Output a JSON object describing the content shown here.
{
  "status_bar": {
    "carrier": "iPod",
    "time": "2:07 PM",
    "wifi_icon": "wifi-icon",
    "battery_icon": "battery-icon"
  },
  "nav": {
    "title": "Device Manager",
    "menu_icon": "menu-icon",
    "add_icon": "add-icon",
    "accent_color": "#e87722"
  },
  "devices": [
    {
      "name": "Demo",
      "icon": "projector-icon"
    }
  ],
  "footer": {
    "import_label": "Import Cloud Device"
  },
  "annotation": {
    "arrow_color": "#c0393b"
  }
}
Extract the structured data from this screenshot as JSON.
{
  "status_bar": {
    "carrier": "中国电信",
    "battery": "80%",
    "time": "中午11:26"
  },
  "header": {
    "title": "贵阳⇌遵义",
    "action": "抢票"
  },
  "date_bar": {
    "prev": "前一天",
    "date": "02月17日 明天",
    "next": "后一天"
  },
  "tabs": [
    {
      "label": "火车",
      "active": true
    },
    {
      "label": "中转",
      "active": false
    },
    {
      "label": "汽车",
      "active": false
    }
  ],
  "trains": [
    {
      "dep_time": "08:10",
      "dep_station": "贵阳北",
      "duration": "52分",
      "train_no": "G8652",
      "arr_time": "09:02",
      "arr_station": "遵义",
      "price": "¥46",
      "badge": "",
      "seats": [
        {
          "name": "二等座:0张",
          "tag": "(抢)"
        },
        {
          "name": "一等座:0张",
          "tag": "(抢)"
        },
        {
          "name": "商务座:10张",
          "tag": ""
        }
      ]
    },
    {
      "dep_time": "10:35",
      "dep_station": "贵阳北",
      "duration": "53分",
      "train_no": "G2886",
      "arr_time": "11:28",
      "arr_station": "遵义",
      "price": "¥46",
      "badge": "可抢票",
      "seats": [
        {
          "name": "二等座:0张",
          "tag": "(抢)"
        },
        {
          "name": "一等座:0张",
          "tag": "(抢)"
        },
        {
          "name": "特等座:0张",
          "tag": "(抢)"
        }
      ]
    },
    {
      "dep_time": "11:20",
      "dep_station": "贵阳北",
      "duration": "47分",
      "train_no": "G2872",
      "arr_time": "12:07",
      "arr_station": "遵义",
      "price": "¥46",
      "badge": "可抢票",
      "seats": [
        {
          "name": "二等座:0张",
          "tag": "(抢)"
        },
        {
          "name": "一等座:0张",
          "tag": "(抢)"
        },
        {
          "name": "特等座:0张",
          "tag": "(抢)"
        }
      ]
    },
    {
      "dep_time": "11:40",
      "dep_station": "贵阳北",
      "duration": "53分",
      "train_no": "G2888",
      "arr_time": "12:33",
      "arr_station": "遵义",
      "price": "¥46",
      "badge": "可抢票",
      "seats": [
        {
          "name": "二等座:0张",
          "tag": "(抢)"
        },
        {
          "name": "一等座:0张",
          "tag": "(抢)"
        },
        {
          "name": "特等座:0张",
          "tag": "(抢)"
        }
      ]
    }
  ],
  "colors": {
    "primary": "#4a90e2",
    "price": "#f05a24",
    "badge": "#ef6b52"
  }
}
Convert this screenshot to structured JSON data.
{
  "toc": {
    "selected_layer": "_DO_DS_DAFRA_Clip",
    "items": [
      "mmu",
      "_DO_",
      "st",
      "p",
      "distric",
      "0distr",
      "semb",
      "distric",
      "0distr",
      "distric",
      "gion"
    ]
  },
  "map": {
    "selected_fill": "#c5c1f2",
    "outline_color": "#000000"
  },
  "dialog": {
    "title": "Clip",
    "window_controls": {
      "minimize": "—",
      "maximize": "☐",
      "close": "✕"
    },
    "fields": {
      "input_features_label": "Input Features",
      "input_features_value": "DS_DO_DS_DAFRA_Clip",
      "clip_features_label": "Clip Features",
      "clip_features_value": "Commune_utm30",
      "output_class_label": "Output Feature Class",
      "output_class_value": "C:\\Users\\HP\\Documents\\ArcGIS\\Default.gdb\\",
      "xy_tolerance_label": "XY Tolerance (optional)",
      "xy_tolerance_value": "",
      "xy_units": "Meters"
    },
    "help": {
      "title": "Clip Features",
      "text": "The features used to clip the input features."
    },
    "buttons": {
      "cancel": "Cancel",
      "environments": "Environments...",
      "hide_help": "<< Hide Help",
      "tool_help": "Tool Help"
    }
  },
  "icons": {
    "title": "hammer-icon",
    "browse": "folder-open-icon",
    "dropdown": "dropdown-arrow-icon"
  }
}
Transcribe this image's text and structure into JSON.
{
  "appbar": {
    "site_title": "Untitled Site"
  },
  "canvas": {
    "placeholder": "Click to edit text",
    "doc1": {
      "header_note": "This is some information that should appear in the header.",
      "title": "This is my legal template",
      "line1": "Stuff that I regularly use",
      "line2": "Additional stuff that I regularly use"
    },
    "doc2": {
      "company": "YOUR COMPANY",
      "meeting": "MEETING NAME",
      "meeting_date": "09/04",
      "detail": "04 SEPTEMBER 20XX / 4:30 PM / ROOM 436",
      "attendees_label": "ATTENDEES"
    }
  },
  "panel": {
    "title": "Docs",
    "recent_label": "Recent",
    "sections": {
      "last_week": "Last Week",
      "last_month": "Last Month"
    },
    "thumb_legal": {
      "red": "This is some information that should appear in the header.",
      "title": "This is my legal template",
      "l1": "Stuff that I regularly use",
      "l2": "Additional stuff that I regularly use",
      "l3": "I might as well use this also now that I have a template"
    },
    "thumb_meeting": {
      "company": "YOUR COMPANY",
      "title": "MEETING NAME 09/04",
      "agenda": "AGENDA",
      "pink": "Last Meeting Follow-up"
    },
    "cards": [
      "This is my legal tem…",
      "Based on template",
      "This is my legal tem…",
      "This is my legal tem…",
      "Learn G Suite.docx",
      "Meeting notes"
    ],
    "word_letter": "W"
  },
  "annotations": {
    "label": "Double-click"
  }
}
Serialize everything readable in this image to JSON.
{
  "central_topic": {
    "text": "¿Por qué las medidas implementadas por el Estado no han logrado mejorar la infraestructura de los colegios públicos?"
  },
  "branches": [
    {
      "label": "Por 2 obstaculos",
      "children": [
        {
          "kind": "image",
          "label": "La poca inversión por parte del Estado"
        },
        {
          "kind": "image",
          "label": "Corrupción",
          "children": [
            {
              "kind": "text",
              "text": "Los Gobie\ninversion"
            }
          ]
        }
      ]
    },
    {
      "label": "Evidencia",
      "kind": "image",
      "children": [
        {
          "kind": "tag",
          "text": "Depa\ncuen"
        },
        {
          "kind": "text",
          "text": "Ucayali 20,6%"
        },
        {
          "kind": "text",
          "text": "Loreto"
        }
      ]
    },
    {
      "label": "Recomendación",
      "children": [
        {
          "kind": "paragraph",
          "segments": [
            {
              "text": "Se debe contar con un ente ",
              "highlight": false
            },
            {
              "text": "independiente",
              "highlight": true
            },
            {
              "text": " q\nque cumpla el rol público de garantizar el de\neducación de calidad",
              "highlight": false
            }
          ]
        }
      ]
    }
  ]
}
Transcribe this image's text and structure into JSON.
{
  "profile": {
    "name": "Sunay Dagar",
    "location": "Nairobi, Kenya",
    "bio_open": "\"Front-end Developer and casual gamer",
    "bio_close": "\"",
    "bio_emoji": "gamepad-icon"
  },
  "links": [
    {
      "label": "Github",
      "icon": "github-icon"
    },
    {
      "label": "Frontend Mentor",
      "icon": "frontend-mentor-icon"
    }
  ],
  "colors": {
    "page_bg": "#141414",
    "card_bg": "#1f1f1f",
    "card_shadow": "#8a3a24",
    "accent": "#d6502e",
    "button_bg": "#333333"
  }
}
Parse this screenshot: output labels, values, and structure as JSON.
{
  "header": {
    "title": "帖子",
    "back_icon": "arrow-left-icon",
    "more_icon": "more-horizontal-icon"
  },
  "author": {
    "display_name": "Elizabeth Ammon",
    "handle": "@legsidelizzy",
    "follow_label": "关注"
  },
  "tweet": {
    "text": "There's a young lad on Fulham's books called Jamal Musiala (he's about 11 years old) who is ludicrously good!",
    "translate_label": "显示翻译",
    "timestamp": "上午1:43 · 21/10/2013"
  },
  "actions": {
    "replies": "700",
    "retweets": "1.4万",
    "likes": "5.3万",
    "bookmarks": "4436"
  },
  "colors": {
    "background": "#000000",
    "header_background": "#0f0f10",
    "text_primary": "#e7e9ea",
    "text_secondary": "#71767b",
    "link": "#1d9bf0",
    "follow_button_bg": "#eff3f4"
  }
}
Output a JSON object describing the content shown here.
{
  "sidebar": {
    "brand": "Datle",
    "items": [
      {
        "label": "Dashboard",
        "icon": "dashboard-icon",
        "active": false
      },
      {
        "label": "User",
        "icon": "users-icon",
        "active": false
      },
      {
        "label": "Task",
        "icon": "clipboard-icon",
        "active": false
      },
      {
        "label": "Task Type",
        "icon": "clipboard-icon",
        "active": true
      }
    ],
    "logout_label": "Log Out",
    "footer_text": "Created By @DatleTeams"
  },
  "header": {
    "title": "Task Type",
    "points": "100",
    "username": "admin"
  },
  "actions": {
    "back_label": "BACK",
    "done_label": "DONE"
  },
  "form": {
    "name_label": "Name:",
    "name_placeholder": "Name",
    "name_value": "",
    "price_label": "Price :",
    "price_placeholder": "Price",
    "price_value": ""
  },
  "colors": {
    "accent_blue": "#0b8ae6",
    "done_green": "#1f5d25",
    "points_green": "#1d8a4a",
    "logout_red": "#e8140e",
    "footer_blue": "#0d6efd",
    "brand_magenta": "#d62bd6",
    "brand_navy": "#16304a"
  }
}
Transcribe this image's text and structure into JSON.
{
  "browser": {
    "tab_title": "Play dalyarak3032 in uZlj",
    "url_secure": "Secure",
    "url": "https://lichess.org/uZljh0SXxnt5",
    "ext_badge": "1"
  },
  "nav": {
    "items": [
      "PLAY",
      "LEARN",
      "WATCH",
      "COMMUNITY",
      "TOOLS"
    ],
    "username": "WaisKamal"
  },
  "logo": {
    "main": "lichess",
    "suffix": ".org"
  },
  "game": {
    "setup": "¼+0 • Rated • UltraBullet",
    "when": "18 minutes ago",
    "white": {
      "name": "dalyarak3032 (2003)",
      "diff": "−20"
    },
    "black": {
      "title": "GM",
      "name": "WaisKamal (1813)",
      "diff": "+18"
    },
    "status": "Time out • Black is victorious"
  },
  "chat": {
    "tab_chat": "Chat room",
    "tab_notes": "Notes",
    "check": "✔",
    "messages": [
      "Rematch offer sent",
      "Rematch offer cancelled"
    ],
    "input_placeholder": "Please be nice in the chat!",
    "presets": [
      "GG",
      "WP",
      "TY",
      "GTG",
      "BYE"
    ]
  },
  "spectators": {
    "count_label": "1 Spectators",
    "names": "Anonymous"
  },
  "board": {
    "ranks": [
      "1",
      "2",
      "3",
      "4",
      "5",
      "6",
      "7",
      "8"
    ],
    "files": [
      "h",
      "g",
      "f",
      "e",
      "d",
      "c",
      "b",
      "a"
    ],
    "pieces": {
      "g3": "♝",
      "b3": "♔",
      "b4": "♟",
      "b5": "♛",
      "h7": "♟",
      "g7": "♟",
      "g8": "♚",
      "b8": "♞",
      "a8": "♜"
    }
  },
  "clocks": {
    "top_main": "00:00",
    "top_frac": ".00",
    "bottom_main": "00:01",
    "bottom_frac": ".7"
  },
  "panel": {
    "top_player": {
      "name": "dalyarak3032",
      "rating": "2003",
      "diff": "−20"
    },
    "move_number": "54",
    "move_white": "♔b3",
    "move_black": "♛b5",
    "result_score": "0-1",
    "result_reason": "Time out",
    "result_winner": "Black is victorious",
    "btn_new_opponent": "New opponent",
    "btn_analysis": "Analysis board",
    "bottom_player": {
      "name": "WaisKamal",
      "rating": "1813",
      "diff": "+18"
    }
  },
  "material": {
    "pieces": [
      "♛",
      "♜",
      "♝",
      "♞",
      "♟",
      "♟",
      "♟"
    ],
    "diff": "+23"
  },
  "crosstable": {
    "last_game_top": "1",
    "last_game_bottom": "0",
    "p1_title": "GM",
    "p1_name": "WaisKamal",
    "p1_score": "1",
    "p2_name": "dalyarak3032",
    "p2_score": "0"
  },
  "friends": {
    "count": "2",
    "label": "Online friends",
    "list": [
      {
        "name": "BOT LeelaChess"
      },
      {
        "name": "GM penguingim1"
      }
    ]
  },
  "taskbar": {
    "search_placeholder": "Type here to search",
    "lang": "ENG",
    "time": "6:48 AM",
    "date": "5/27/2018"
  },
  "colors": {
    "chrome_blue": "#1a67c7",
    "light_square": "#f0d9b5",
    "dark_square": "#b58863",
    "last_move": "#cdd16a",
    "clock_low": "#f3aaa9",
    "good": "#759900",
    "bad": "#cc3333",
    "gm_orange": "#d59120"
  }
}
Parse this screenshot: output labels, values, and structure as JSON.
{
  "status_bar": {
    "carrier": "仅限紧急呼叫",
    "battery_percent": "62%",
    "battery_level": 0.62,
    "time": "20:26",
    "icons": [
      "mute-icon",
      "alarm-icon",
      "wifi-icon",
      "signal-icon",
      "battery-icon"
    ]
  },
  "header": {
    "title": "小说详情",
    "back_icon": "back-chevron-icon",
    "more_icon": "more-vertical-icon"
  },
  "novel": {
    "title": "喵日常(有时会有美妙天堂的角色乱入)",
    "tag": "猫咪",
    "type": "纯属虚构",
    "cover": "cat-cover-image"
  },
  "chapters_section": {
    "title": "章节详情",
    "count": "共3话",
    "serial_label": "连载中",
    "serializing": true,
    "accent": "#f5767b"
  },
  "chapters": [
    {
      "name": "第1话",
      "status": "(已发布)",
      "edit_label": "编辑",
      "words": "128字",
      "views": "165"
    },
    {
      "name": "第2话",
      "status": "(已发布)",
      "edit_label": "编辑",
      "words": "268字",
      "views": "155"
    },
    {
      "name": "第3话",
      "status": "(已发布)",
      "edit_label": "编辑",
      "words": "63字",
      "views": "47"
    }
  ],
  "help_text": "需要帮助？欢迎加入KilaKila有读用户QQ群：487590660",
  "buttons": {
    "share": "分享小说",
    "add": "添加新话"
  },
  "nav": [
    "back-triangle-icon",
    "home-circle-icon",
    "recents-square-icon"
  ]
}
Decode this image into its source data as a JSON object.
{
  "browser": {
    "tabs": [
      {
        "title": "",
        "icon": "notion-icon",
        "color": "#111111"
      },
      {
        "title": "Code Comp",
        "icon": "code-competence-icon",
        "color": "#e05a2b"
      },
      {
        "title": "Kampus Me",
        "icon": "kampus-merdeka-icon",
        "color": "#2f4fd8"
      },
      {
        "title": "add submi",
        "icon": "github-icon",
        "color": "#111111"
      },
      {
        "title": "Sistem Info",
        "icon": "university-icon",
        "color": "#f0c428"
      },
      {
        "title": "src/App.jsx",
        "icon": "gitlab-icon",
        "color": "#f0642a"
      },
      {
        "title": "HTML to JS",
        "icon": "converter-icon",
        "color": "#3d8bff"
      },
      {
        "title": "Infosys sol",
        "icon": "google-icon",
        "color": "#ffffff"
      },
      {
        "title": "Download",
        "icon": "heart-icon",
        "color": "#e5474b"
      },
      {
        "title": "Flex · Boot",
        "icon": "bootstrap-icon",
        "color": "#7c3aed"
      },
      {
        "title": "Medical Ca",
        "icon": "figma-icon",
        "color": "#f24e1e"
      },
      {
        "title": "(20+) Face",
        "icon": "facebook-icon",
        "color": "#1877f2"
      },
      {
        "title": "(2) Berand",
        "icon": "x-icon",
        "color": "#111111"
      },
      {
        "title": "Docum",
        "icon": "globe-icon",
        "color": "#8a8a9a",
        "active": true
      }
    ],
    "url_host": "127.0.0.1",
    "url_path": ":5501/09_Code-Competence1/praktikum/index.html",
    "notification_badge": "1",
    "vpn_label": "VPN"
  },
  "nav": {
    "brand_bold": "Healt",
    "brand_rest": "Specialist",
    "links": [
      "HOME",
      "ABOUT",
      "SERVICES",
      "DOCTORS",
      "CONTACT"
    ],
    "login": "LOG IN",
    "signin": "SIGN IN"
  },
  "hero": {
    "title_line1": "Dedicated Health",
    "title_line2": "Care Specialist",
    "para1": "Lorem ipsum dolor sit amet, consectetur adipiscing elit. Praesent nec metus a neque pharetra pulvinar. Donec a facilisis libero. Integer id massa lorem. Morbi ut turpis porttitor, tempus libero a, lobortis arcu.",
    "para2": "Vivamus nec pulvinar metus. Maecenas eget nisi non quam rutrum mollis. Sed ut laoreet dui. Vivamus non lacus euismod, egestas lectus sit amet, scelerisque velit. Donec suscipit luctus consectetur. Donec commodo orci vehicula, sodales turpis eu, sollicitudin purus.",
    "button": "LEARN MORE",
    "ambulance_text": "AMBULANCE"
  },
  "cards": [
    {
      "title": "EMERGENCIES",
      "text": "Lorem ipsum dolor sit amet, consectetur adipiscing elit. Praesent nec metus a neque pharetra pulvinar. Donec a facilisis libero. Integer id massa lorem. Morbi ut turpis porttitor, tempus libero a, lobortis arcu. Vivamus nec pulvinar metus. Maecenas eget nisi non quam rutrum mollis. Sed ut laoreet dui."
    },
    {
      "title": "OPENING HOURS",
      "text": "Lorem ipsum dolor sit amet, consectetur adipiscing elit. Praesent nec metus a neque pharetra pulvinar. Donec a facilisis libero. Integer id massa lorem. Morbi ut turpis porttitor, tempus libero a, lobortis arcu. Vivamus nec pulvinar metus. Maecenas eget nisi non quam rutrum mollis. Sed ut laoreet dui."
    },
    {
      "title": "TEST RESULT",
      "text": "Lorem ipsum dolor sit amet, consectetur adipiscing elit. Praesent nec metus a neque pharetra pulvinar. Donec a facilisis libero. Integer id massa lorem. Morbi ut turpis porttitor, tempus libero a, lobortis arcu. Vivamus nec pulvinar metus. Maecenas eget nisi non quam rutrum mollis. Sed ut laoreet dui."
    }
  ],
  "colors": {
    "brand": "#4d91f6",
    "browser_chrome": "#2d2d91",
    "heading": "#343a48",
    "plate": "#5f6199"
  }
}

Work to complete: Look above for lines with the word "that" and copy them all.

Correct response:
      "header_note": "This is some information that should appear in the header.",
      "line1": "Stuff that I regularly use",
      "line2": "Additional stuff that I regularly use"
      "red": "This is some information that should appear in the header.",
      "l1": "Stuff that I regularly use",
      "l2": "Additional stuff that I regularly use",
      "l3": "I might as well use this also now that I have a template"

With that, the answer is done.